[START Given data]

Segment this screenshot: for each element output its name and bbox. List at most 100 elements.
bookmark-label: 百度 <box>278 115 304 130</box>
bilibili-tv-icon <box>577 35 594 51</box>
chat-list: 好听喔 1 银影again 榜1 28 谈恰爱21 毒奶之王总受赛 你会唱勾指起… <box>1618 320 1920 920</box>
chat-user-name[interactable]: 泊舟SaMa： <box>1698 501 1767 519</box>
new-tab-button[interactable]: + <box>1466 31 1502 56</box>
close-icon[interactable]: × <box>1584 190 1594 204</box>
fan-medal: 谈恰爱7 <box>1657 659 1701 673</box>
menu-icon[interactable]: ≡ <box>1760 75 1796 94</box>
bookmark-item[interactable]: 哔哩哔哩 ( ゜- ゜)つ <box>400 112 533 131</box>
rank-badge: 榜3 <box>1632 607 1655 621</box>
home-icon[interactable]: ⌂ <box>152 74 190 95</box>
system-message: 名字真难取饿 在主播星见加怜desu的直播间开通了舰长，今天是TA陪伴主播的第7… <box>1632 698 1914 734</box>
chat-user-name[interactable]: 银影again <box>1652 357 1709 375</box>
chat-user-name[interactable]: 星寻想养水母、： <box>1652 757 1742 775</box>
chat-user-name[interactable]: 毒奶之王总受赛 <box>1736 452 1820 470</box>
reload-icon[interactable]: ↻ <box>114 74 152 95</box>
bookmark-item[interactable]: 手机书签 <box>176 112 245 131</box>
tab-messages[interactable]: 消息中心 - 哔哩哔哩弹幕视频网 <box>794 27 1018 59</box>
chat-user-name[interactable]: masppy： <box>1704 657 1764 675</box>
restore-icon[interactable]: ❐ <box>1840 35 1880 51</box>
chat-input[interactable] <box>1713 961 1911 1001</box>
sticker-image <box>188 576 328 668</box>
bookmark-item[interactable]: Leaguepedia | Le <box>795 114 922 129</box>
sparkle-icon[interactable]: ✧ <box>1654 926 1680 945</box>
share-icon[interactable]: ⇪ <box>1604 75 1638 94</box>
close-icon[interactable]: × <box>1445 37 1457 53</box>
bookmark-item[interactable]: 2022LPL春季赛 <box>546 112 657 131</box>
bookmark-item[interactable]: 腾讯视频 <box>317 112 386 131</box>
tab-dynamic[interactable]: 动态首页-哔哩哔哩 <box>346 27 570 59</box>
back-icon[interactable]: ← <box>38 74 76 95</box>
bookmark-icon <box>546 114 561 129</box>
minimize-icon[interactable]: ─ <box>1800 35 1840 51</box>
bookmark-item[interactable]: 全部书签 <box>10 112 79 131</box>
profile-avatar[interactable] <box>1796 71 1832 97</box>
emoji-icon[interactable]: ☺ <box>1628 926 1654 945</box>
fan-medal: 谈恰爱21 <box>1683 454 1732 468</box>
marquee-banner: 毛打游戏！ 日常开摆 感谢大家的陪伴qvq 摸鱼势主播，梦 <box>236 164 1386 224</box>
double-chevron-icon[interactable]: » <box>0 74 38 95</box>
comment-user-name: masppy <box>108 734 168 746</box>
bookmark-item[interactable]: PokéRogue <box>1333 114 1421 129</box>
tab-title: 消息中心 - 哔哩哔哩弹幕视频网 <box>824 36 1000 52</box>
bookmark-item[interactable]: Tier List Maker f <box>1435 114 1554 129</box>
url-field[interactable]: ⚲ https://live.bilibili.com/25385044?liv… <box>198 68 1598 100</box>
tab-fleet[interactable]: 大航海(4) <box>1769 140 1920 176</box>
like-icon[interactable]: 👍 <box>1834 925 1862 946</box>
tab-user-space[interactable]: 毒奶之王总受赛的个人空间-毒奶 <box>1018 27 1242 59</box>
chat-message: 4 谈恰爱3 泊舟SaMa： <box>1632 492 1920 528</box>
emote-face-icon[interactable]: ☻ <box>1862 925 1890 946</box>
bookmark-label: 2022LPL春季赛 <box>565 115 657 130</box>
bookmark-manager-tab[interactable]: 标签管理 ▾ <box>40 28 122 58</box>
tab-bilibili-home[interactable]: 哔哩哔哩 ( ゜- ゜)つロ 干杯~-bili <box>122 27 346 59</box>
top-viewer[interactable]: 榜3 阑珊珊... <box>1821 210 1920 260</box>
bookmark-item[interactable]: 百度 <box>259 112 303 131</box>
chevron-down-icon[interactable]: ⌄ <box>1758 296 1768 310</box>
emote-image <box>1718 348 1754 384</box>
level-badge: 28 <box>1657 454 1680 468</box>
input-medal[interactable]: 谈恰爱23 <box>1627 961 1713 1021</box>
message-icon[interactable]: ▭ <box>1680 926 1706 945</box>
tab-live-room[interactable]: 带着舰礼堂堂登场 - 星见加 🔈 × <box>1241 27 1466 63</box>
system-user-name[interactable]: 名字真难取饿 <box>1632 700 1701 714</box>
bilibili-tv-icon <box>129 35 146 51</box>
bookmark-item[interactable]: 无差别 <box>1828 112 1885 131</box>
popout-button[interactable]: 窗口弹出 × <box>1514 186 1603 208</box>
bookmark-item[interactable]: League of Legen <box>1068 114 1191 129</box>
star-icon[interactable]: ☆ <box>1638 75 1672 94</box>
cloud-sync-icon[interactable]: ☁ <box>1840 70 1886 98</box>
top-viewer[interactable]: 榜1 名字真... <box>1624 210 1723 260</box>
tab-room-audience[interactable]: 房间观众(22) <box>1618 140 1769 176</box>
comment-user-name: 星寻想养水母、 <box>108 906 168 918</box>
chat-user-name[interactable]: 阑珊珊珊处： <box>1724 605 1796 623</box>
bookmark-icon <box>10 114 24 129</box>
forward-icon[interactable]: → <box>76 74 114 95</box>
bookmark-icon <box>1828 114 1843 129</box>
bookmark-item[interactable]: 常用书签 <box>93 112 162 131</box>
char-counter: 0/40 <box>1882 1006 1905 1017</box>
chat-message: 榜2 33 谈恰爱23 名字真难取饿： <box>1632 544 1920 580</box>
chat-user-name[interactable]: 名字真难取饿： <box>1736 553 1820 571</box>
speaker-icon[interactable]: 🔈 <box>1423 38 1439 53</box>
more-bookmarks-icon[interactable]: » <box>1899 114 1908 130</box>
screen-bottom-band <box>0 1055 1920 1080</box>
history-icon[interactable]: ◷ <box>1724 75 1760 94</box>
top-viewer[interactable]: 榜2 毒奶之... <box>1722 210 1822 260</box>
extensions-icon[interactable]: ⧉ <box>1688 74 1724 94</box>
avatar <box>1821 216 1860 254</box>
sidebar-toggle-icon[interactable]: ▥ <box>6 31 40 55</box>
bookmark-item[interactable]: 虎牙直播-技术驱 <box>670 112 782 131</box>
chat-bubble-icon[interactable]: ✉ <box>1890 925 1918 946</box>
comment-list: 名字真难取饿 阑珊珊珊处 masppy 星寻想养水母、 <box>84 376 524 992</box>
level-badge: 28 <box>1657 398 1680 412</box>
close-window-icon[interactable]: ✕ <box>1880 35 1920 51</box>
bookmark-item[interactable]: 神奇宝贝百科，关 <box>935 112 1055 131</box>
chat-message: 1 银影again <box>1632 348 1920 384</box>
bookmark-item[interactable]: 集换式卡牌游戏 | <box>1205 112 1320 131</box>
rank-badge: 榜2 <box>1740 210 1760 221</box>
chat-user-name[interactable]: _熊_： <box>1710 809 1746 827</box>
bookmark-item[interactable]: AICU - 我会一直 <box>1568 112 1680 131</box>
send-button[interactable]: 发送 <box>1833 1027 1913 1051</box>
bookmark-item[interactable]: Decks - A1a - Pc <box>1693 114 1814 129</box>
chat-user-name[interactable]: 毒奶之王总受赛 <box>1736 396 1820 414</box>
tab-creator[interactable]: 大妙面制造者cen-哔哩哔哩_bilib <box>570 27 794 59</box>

[END Given data]

Please put every line above into a JSON list of strings, one string per line, and leave out any blank lines.

**Exercise response**
[
  "Segment this screenshot: for each element output its name and bbox. List at most 100 elements.",
  "bookmark-label: 百度 <box>278 115 304 130</box>",
  "bilibili-tv-icon <box>577 35 594 51</box>",
  "chat-list: 好听喔 1 银影again 榜1 28 谈恰爱21 毒奶之王总受赛 你会唱勾指起… <box>1618 320 1920 920</box>",
  "chat-user-name[interactable]: 泊舟SaMa： <box>1698 501 1767 519</box>",
  "new-tab-button[interactable]: + <box>1466 31 1502 56</box>",
  "close-icon[interactable]: × <box>1584 190 1594 204</box>",
  "fan-medal: 谈恰爱7 <box>1657 659 1701 673</box>",
  "menu-icon[interactable]: ≡ <box>1760 75 1796 94</box>",
  "bookmark-item[interactable]: 哔哩哔哩 ( ゜- ゜)つ <box>400 112 533 131</box>",
  "rank-badge: 榜3 <box>1632 607 1655 621</box>",
  "home-icon[interactable]: ⌂ <box>152 74 190 95</box>",
  "system-message: 名字真难取饿 在主播星见加怜desu的直播间开通了舰长，今天是TA陪伴主播的第7… <box>1632 698 1914 734</box>",
  "chat-user-name[interactable]: 银影again <box>1652 357 1709 375</box>",
  "chat-user-name[interactable]: 星寻想养水母、： <box>1652 757 1742 775</box>",
  "chat-user-name[interactable]: 毒奶之王总受赛 <box>1736 452 1820 470</box>",
  "reload-icon[interactable]: ↻ <box>114 74 152 95</box>",
  "bookmark-item[interactable]: 手机书签 <box>176 112 245 131</box>",
  "tab-messages[interactable]: 消息中心 - 哔哩哔哩弹幕视频网 <box>794 27 1018 59</box>",
  "chat-user-name[interactable]: masppy： <box>1704 657 1764 675</box>",
  "restore-icon[interactable]: ❐ <box>1840 35 1880 51</box>",
  "chat-input[interactable] <box>1713 961 1911 1001</box>",
  "sticker-image <box>188 576 328 668</box>",
  "bookmark-item[interactable]: Leaguepedia | Le <box>795 114 922 129</box>",
  "sparkle-icon[interactable]: ✧ <box>1654 926 1680 945</box>",
  "share-icon[interactable]: ⇪ <box>1604 75 1638 94</box>",
  "close-icon[interactable]: × <box>1445 37 1457 53</box>",
  "bookmark-item[interactable]: 2022LPL春季赛 <box>546 112 657 131</box>",
  "bookmark-item[interactable]: 腾讯视频 <box>317 112 386 131</box>",
  "tab-dynamic[interactable]: 动态首页-哔哩哔哩 <box>346 27 570 59</box>",
  "back-icon[interactable]: ← <box>38 74 76 95</box>",
  "bookmark-icon <box>546 114 561 129</box>",
  "minimize-icon[interactable]: ─ <box>1800 35 1840 51</box>",
  "bookmark-item[interactable]: 全部书签 <box>10 112 79 131</box>",
  "profile-avatar[interactable] <box>1796 71 1832 97</box>",
  "emoji-icon[interactable]: ☺ <box>1628 926 1654 945</box>",
  "fan-medal: 谈恰爱21 <box>1683 454 1732 468</box>",
  "marquee-banner: 毛打游戏！ 日常开摆 感谢大家的陪伴qvq 摸鱼势主播，梦 <box>236 164 1386 224</box>",
  "double-chevron-icon[interactable]: » <box>0 74 38 95</box>",
  "comment-user-name: masppy <box>108 734 168 746</box>",
  "bookmark-item[interactable]: PokéRogue <box>1333 114 1421 129</box>",
  "tab-title: 消息中心 - 哔哩哔哩弹幕视频网 <box>824 36 1000 52</box>",
  "bookmark-item[interactable]: Tier List Maker f <box>1435 114 1554 129</box>",
  "url-field[interactable]: ⚲ https://live.bilibili.com/25385044?liv… <box>198 68 1598 100</box>",
  "tab-fleet[interactable]: 大航海(4) <box>1769 140 1920 176</box>",
  "like-icon[interactable]: 👍 <box>1834 925 1862 946</box>",
  "tab-user-space[interactable]: 毒奶之王总受赛的个人空间-毒奶 <box>1018 27 1242 59</box>",
  "chat-message: 4 谈恰爱3 泊舟SaMa： <box>1632 492 1920 528</box>",
  "emote-face-icon[interactable]: ☻ <box>1862 925 1890 946</box>",
  "bookmark-label: 2022LPL春季赛 <box>565 115 657 130</box>",
  "bookmark-manager-tab[interactable]: 标签管理 ▾ <box>40 28 122 58</box>",
  "tab-bilibili-home[interactable]: 哔哩哔哩 ( ゜- ゜)つロ 干杯~-bili <box>122 27 346 59</box>",
  "top-viewer[interactable]: 榜3 阑珊珊... <box>1821 210 1920 260</box>",
  "bookmark-item[interactable]: 百度 <box>259 112 303 131</box>",
  "chevron-down-icon[interactable]: ⌄ <box>1758 296 1768 310</box>",
  "emote-image <box>1718 348 1754 384</box>",
  "level-badge: 28 <box>1657 454 1680 468</box>",
  "input-medal[interactable]: 谈恰爱23 <box>1627 961 1713 1021</box>",
  "message-icon[interactable]: ▭ <box>1680 926 1706 945</box>",
  "tab-live-room[interactable]: 带着舰礼堂堂登场 - 星见加 🔈 × <box>1241 27 1466 63</box>",
  "system-user-name[interactable]: 名字真难取饿 <box>1632 700 1701 714</box>",
  "bilibili-tv-icon <box>129 35 146 51</box>",
  "bookmark-item[interactable]: 无差别 <box>1828 112 1885 131</box>",
  "popout-button[interactable]: 窗口弹出 × <box>1514 186 1603 208</box>",
  "bookmark-item[interactable]: League of Legen <box>1068 114 1191 129</box>",
  "star-icon[interactable]: ☆ <box>1638 75 1672 94</box>",
  "cloud-sync-icon[interactable]: ☁ <box>1840 70 1886 98</box>",
  "top-viewer[interactable]: 榜1 名字真... <box>1624 210 1723 260</box>",
  "tab-room-audience[interactable]: 房间观众(22) <box>1618 140 1769 176</box>",
  "comment-user-name: 星寻想养水母、 <box>108 906 168 918</box>",
  "chat-user-name[interactable]: 阑珊珊珊处： <box>1724 605 1796 623</box>",
  "bookmark-icon <box>10 114 24 129</box>",
  "forward-icon[interactable]: → <box>76 74 114 95</box>",
  "bookmark-icon <box>1828 114 1843 129</box>",
  "bookmark-item[interactable]: 常用书签 <box>93 112 162 131</box>",
  "char-counter: 0/40 <box>1882 1006 1905 1017</box>",
  "chat-message: 榜2 33 谈恰爱23 名字真难取饿： <box>1632 544 1920 580</box>",
  "chat-user-name[interactable]: 名字真难取饿： <box>1736 553 1820 571</box>",
  "speaker-icon[interactable]: 🔈 <box>1423 38 1439 53</box>",
  "more-bookmarks-icon[interactable]: » <box>1899 114 1908 130</box>",
  "screen-bottom-band <box>0 1055 1920 1080</box>",
  "history-icon[interactable]: ◷ <box>1724 75 1760 94</box>",
  "top-viewer[interactable]: 榜2 毒奶之... <box>1722 210 1822 260</box>",
  "extensions-icon[interactable]: ⧉ <box>1688 74 1724 94</box>",
  "avatar <box>1821 216 1860 254</box>",
  "sidebar-toggle-icon[interactable]: ▥ <box>6 31 40 55</box>",
  "bookmark-item[interactable]: 虎牙直播-技术驱 <box>670 112 782 131</box>",
  "chat-bubble-icon[interactable]: ✉ <box>1890 925 1918 946</box>",
  "comment-list: 名字真难取饿 阑珊珊珊处 masppy 星寻想养水母、 <box>84 376 524 992</box>",
  "level-badge: 28 <box>1657 398 1680 412</box>",
  "close-window-icon[interactable]: ✕ <box>1880 35 1920 51</box>",
  "bookmark-item[interactable]: 神奇宝贝百科，关 <box>935 112 1055 131</box>",
  "chat-message: 1 银影again <box>1632 348 1920 384</box>",
  "bookmark-item[interactable]: 集换式卡牌游戏 | <box>1205 112 1320 131</box>",
  "rank-badge: 榜2 <box>1740 210 1760 221</box>",
  "chat-user-name[interactable]: _熊_： <box>1710 809 1746 827</box>",
  "bookmark-item[interactable]: AICU - 我会一直 <box>1568 112 1680 131</box>",
  "send-button[interactable]: 发送 <box>1833 1027 1913 1051</box>",
  "bookmark-item[interactable]: Decks - A1a - Pc <box>1693 114 1814 129</box>",
  "chat-user-name[interactable]: 毒奶之王总受赛 <box>1736 396 1820 414</box>",
  "tab-creator[interactable]: 大妙面制造者cen-哔哩哔哩_bilib <box>570 27 794 59</box>"
]